### PROVIDED DATA
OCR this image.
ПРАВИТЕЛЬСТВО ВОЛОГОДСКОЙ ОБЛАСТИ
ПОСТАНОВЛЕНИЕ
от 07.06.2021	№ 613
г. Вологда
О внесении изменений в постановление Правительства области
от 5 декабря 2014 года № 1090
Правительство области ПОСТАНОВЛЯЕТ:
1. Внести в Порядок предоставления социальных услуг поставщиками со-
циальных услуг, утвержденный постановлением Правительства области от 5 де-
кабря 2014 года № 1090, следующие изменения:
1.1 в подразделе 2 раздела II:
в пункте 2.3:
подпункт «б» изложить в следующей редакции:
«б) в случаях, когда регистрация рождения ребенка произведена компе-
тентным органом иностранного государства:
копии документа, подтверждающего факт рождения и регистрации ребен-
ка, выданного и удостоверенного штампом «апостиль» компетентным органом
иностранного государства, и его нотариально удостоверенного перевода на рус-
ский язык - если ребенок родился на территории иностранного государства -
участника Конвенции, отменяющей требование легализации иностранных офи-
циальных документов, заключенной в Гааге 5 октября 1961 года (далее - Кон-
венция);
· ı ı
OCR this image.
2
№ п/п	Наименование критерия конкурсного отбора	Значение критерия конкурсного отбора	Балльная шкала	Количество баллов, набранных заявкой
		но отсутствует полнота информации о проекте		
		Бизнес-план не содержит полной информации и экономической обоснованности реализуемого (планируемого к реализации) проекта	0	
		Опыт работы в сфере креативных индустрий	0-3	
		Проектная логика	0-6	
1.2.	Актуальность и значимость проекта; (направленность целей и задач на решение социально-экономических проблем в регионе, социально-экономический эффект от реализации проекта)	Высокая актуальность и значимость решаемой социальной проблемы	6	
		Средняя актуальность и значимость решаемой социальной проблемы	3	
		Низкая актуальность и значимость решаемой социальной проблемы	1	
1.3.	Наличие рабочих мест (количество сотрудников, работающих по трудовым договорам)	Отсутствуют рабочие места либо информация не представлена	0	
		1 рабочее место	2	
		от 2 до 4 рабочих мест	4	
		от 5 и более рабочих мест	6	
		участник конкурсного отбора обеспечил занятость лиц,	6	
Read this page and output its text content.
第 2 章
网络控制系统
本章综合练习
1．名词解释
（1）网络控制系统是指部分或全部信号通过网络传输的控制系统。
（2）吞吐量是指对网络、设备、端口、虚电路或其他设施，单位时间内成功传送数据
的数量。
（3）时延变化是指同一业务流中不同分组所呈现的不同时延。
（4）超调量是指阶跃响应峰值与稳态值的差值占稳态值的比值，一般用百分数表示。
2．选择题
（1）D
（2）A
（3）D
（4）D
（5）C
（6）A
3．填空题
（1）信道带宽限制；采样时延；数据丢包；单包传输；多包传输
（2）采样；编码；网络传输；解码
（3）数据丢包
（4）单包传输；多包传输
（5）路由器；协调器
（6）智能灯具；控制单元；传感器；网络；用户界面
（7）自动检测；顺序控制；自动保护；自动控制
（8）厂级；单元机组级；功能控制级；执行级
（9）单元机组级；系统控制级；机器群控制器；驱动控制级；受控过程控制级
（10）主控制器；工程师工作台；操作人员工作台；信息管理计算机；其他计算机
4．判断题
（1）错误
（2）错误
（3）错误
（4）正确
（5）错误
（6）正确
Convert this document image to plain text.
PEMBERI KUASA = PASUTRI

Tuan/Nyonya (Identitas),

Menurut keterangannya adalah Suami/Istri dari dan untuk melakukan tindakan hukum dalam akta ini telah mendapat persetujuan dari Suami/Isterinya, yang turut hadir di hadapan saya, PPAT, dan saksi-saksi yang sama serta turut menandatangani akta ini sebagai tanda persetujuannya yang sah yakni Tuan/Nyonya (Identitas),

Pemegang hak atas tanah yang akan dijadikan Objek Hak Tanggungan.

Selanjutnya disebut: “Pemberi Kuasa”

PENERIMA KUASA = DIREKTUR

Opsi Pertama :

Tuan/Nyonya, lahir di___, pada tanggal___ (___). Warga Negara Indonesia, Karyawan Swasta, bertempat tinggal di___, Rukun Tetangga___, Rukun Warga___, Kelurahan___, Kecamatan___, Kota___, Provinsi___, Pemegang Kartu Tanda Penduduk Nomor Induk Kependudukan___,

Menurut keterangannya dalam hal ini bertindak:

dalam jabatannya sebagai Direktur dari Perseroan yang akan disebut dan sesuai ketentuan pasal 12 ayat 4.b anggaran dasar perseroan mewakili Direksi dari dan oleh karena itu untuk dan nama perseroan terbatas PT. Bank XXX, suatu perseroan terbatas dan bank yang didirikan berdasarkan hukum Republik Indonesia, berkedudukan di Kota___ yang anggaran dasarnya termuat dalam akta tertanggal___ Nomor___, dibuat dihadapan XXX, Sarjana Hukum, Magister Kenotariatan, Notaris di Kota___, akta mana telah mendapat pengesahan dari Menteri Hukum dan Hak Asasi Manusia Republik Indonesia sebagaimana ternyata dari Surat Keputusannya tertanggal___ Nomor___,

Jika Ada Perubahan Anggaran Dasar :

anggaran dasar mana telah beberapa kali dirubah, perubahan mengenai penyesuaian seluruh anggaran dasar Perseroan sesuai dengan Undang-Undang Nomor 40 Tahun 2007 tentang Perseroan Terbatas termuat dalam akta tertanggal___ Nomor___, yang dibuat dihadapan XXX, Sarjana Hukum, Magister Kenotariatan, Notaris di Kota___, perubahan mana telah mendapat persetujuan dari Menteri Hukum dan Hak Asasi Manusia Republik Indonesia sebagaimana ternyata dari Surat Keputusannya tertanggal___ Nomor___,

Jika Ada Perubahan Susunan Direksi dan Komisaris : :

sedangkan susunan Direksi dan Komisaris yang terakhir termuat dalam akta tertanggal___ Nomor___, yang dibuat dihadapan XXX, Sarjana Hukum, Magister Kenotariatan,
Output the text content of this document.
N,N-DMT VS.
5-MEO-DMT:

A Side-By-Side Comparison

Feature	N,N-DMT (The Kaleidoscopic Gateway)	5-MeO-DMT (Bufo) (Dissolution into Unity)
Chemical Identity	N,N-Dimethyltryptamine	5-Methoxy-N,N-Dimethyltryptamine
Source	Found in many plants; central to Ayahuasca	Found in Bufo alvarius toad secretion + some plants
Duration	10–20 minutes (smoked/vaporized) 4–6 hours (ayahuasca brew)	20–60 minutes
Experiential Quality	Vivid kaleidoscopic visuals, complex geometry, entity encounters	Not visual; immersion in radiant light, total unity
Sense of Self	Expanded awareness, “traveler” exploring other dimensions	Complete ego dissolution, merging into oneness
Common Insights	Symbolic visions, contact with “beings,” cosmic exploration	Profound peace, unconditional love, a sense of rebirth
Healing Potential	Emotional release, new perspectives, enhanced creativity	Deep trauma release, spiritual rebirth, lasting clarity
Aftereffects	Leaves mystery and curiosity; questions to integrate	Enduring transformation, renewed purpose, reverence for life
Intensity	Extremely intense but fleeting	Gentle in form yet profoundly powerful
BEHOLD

### REQUIREMENTS
All of the data must be returned exactly.

### RESULT BELOW
OCR this image.
ПРАВИТЕЛЬСТВО ВОЛОГОДСКОЙ ОБЛАСТИ
ПОСТАНОВЛЕНИЕ
от 07.06.2021	№ 613
г. Вологда
О внесении изменений в постановление Правительства области
от 5 декабря 2014 года № 1090
Правительство области ПОСТАНОВЛЯЕТ:
1. Внести в Порядок предоставления социальных услуг поставщиками со-
циальных услуг, утвержденный постановлением Правительства области от 5 де-
кабря 2014 года № 1090, следующие изменения:
1.1 в подразделе 2 раздела II:
в пункте 2.3:
подпункт «б» изложить в следующей редакции:
«б) в случаях, когда регистрация рождения ребенка произведена компе-
тентным органом иностранного государства:
копии документа, подтверждающего факт рождения и регистрации ребен-
ка, выданного и удостоверенного штампом «апостиль» компетентным органом
иностранного государства, и его нотариально удостоверенного перевода на рус-
ский язык - если ребенок родился на территории иностранного государства -
участника Конвенции, отменяющей требование легализации иностранных офи-
циальных документов, заключенной в Гааге 5 октября 1961 года (далее - Кон-
венция);
· ı ı
OCR this image.
2
№ п/п	Наименование критерия конкурсного отбора	Значение критерия конкурсного отбора	Балльная шкала	Количество баллов, набранных заявкой
		но отсутствует полнота информации о проекте		
		Бизнес-план не содержит полной информации и экономической обоснованности реализуемого (планируемого к реализации) проекта	0	
		Опыт работы в сфере креативных индустрий	0-3	
		Проектная логика	0-6	
1.2.	Актуальность и значимость проекта; (направленность целей и задач на решение социально-экономических проблем в регионе, социально-экономический эффект от реализации проекта)	Высокая актуальность и значимость решаемой социальной проблемы	6	
		Средняя актуальность и значимость решаемой социальной проблемы	3	
		Низкая актуальность и значимость решаемой социальной проблемы	1	
1.3.	Наличие рабочих мест (количество сотрудников, работающих по трудовым договорам)	Отсутствуют рабочие места либо информация не представлена	0	
		1 рабочее место	2	
		от 2 до 4 рабочих мест	4	
		от 5 и более рабочих мест	6	
		участник конкурсного отбора обеспечил занятость лиц,	6	
Read this page and output its text content.
第 2 章
网络控制系统
本章综合练习
1．名词解释
（1）网络控制系统是指部分或全部信号通过网络传输的控制系统。
（2）吞吐量是指对网络、设备、端口、虚电路或其他设施，单位时间内成功传送数据
的数量。
（3）时延变化是指同一业务流中不同分组所呈现的不同时延。
（4）超调量是指阶跃响应峰值与稳态值的差值占稳态值的比值，一般用百分数表示。
2．选择题
（1）D
（2）A
（3）D
（4）D
（5）C
（6）A
3．填空题
（1）信道带宽限制；采样时延；数据丢包；单包传输；多包传输
（2）采样；编码；网络传输；解码
（3）数据丢包
（4）单包传输；多包传输
（5）路由器；协调器
（6）智能灯具；控制单元；传感器；网络；用户界面
（7）自动检测；顺序控制；自动保护；自动控制
（8）厂级；单元机组级；功能控制级；执行级
（9）单元机组级；系统控制级；机器群控制器；驱动控制级；受控过程控制级
（10）主控制器；工程师工作台；操作人员工作台；信息管理计算机；其他计算机
4．判断题
（1）错误
（2）错误
（3）错误
（4）正确
（5）错误
（6）正确
Convert this document image to plain text.
PEMBERI KUASA = PASUTRI

Tuan/Nyonya (Identitas),

Menurut keterangannya adalah Suami/Istri dari dan untuk melakukan tindakan hukum dalam akta ini telah mendapat persetujuan dari Suami/Isterinya, yang turut hadir di hadapan saya, PPAT, dan saksi-saksi yang sama serta turut menandatangani akta ini sebagai tanda persetujuannya yang sah yakni Tuan/Nyonya (Identitas),

Pemegang hak atas tanah yang akan dijadikan Objek Hak Tanggungan.

Selanjutnya disebut: “Pemberi Kuasa”

PENERIMA KUASA = DIREKTUR

Opsi Pertama :

Tuan/Nyonya, lahir di___, pada tanggal___ (___). Warga Negara Indonesia, Karyawan Swasta, bertempat tinggal di___, Rukun Tetangga___, Rukun Warga___, Kelurahan___, Kecamatan___, Kota___, Provinsi___, Pemegang Kartu Tanda Penduduk Nomor Induk Kependudukan___,

Menurut keterangannya dalam hal ini bertindak:

dalam jabatannya sebagai Direktur dari Perseroan yang akan disebut dan sesuai ketentuan pasal 12 ayat 4.b anggaran dasar perseroan mewakili Direksi dari dan oleh karena itu untuk dan nama perseroan terbatas PT. Bank XXX, suatu perseroan terbatas dan bank yang didirikan berdasarkan hukum Republik Indonesia, berkedudukan di Kota___ yang anggaran dasarnya termuat dalam akta tertanggal___ Nomor___, dibuat dihadapan XXX, Sarjana Hukum, Magister Kenotariatan, Notaris di Kota___, akta mana telah mendapat pengesahan dari Menteri Hukum dan Hak Asasi Manusia Republik Indonesia sebagaimana ternyata dari Surat Keputusannya tertanggal___ Nomor___,

Jika Ada Perubahan Anggaran Dasar :

anggaran dasar mana telah beberapa kali dirubah, perubahan mengenai penyesuaian seluruh anggaran dasar Perseroan sesuai dengan Undang-Undang Nomor 40 Tahun 2007 tentang Perseroan Terbatas termuat dalam akta tertanggal___ Nomor___, yang dibuat dihadapan XXX, Sarjana Hukum, Magister Kenotariatan, Notaris di Kota___, perubahan mana telah mendapat persetujuan dari Menteri Hukum dan Hak Asasi Manusia Republik Indonesia sebagaimana ternyata dari Surat Keputusannya tertanggal___ Nomor___,

Jika Ada Perubahan Susunan Direksi dan Komisaris : :

sedangkan susunan Direksi dan Komisaris yang terakhir termuat dalam akta tertanggal___ Nomor___, yang dibuat dihadapan XXX, Sarjana Hukum, Magister Kenotariatan,
Output the text content of this document.
N,N-DMT VS.
5-MEO-DMT:

A Side-By-Side Comparison

Feature	N,N-DMT (The Kaleidoscopic Gateway)	5-MeO-DMT (Bufo) (Dissolution into Unity)
Chemical Identity	N,N-Dimethyltryptamine	5-Methoxy-N,N-Dimethyltryptamine
Source	Found in many plants; central to Ayahuasca	Found in Bufo alvarius toad secretion + some plants
Duration	10–20 minutes (smoked/vaporized) 4–6 hours (ayahuasca brew)	20–60 minutes
Experiential Quality	Vivid kaleidoscopic visuals, complex geometry, entity encounters	Not visual; immersion in radiant light, total unity
Sense of Self	Expanded awareness, “traveler” exploring other dimensions	Complete ego dissolution, merging into oneness
Common Insights	Symbolic visions, contact with “beings,” cosmic exploration	Profound peace, unconditional love, a sense of rebirth
Healing Potential	Emotional release, new perspectives, enhanced creativity	Deep trauma release, spiritual rebirth, lasting clarity
Aftereffects	Leaves mystery and curiosity; questions to integrate	Enduring transformation, renewed purpose, reverence for life
Intensity	Extremely intense but fleeting	Gentle in form yet profoundly powerful
BEHOLD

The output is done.